## What you will do
Recast every line of the data below as a Markdown table with two columns, Index for the row number and Entry for the line itself. Omit any blank lines.

## Supplied entries
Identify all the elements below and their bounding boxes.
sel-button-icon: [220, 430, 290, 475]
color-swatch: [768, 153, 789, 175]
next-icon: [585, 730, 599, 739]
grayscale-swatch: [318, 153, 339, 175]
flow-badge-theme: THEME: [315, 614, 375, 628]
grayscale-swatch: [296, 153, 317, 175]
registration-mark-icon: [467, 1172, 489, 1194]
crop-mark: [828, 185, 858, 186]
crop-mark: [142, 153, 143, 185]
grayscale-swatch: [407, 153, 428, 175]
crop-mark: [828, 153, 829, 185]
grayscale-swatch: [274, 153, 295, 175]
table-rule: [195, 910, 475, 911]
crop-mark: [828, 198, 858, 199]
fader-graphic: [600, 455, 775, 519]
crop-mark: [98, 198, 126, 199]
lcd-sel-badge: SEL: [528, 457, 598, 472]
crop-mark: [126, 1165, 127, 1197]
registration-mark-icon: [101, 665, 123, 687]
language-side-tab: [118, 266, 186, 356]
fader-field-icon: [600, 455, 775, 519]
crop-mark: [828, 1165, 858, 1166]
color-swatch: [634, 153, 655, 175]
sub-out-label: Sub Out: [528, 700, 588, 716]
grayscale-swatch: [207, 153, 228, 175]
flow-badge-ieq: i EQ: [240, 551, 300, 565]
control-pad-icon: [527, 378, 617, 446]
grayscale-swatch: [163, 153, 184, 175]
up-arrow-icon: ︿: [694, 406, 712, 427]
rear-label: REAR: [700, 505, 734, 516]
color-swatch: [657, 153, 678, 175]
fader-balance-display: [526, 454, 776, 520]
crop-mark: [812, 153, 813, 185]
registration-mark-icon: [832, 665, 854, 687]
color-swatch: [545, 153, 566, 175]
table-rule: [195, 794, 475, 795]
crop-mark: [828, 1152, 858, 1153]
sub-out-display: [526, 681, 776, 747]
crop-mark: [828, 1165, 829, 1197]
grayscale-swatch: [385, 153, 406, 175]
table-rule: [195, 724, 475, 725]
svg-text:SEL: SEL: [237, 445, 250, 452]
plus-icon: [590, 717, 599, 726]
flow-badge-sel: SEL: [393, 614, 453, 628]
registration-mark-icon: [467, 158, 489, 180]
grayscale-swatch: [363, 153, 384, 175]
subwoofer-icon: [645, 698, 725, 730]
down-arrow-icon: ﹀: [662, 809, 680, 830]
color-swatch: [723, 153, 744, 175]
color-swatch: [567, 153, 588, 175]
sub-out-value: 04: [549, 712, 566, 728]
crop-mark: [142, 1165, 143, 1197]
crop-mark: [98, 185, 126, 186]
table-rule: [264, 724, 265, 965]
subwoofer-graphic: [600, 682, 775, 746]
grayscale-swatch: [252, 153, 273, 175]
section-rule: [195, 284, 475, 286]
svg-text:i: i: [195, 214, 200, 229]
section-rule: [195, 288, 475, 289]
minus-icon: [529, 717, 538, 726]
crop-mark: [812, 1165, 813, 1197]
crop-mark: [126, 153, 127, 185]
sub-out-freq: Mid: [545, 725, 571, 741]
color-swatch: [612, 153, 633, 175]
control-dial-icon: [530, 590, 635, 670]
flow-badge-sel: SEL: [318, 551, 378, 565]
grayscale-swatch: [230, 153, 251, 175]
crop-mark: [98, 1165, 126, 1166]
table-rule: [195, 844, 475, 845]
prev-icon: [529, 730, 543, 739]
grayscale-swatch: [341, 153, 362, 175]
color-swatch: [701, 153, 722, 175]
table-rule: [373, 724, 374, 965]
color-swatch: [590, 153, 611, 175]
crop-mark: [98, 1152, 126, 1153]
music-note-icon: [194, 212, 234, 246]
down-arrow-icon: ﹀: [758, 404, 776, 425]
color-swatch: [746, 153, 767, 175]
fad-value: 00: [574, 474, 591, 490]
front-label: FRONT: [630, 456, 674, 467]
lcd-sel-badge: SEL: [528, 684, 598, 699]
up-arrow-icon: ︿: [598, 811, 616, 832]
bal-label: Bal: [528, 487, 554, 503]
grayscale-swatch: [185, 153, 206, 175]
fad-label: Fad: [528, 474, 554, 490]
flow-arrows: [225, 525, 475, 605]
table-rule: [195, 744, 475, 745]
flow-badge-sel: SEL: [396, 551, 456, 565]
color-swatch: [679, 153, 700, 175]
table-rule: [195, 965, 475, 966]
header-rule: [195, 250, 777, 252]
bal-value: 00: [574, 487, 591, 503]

## Result for this task
| Index | Entry |
|---|---|
| 1 | Identify all the elements below and their bounding boxes. |
| 2 | sel-button-icon: [220, 430, 290, 475] |
| 3 | color-swatch: [768, 153, 789, 175] |
| 4 | next-icon: [585, 730, 599, 739] |
| 5 | grayscale-swatch: [318, 153, 339, 175] |
| 6 | flow-badge-theme: THEME: [315, 614, 375, 628] |
| 7 | grayscale-swatch: [296, 153, 317, 175] |
| 8 | registration-mark-icon: [467, 1172, 489, 1194] |
| 9 | crop-mark: [828, 185, 858, 186] |
| 10 | crop-mark: [142, 153, 143, 185] |
| 11 | grayscale-swatch: [407, 153, 428, 175] |
| 12 | crop-mark: [828, 153, 829, 185] |
| 13 | grayscale-swatch: [274, 153, 295, 175] |
| 14 | table-rule: [195, 910, 475, 911] |
| 15 | crop-mark: [828, 198, 858, 199] |
| 16 | fader-graphic: [600, 455, 775, 519] |
| 17 | crop-mark: [98, 198, 126, 199] |
| 18 | lcd-sel-badge: SEL: [528, 457, 598, 472] |
| 19 | crop-mark: [126, 1165, 127, 1197] |
| 20 | registration-mark-icon: [101, 665, 123, 687] |
| 21 | language-side-tab: [118, 266, 186, 356] |
| 22 | fader-field-icon: [600, 455, 775, 519] |
| 23 | crop-mark: [828, 1165, 858, 1166] |
| 24 | color-swatch: [634, 153, 655, 175] |
| 25 | sub-out-label: Sub Out: [528, 700, 588, 716] |
| 26 | grayscale-swatch: [207, 153, 228, 175] |
| 27 | flow-badge-ieq: i EQ: [240, 551, 300, 565] |
| 28 | control-pad-icon: [527, 378, 617, 446] |
| 29 | grayscale-swatch: [163, 153, 184, 175] |
| 30 | up-arrow-icon: ︿: [694, 406, 712, 427] |
| 31 | rear-label: REAR: [700, 505, 734, 516] |
| 32 | color-swatch: [657, 153, 678, 175] |
| 33 | fader-balance-display: [526, 454, 776, 520] |
| 34 | crop-mark: [812, 153, 813, 185] |
| 35 | registration-mark-icon: [832, 665, 854, 687] |
| 36 | color-swatch: [545, 153, 566, 175] |
| 37 | table-rule: [195, 794, 475, 795] |
| 38 | crop-mark: [828, 1152, 858, 1153] |
| 39 | sub-out-display: [526, 681, 776, 747] |
| 40 | crop-mark: [828, 1165, 829, 1197] |
| 41 | grayscale-swatch: [385, 153, 406, 175] |
| 42 | table-rule: [195, 724, 475, 725] |
| 43 | svg-text:SEL: SEL: [237, 445, 250, 452] |
| 44 | plus-icon: [590, 717, 599, 726] |
| 45 | flow-badge-sel: SEL: [393, 614, 453, 628] |
| 46 | registration-mark-icon: [467, 158, 489, 180] |
| 47 | grayscale-swatch: [363, 153, 384, 175] |
| 48 | subwoofer-icon: [645, 698, 725, 730] |
| 49 | down-arrow-icon: ﹀: [662, 809, 680, 830] |
| 50 | color-swatch: [723, 153, 744, 175] |
| 51 | color-swatch: [567, 153, 588, 175] |
| 52 | sub-out-value: 04: [549, 712, 566, 728] |
| 53 | crop-mark: [142, 1165, 143, 1197] |
| 54 | crop-mark: [98, 185, 126, 186] |
| 55 | table-rule: [264, 724, 265, 965] |
| 56 | subwoofer-graphic: [600, 682, 775, 746] |
| 57 | grayscale-swatch: [252, 153, 273, 175] |
| 58 | section-rule: [195, 284, 475, 286] |
| 59 | svg-text:i: i: [195, 214, 200, 229] |
| 60 | section-rule: [195, 288, 475, 289] |
| 61 | minus-icon: [529, 717, 538, 726] |
| 62 | crop-mark: [812, 1165, 813, 1197] |
| 63 | crop-mark: [126, 153, 127, 185] |
| 64 | sub-out-freq: Mid: [545, 725, 571, 741] |
| 65 | color-swatch: [612, 153, 633, 175] |
| 66 | control-dial-icon: [530, 590, 635, 670] |
| 67 | flow-badge-sel: SEL: [318, 551, 378, 565] |
| 68 | grayscale-swatch: [230, 153, 251, 175] |
| 69 | crop-mark: [98, 1165, 126, 1166] |
| 70 | table-rule: [195, 844, 475, 845] |
| 71 | prev-icon: [529, 730, 543, 739] |
| 72 | grayscale-swatch: [341, 153, 362, 175] |
| 73 | color-swatch: [701, 153, 722, 175] |
| 74 | table-rule: [373, 724, 374, 965] |
| 75 | color-swatch: [590, 153, 611, 175] |
| 76 | crop-mark: [98, 1152, 126, 1153] |
| 77 | music-note-icon: [194, 212, 234, 246] |
| 78 | down-arrow-icon: ﹀: [758, 404, 776, 425] |
| 79 | color-swatch: [746, 153, 767, 175] |
| 80 | fad-value: 00: [574, 474, 591, 490] |
| 81 | front-label: FRONT: [630, 456, 674, 467] |
| 82 | lcd-sel-badge: SEL: [528, 684, 598, 699] |
| 83 | up-arrow-icon: ︿: [598, 811, 616, 832] |
| 84 | bal-label: Bal: [528, 487, 554, 503] |
| 85 | grayscale-swatch: [185, 153, 206, 175] |
| 86 | fad-label: Fad: [528, 474, 554, 490] |
| 87 | flow-arrows: [225, 525, 475, 605] |
| 88 | table-rule: [195, 744, 475, 745] |
| 89 | flow-badge-sel: SEL: [396, 551, 456, 565] |
| 90 | color-swatch: [679, 153, 700, 175] |
| 91 | table-rule: [195, 965, 475, 966] |
| 92 | header-rule: [195, 250, 777, 252] |
| 93 | bal-value: 00: [574, 487, 591, 503] |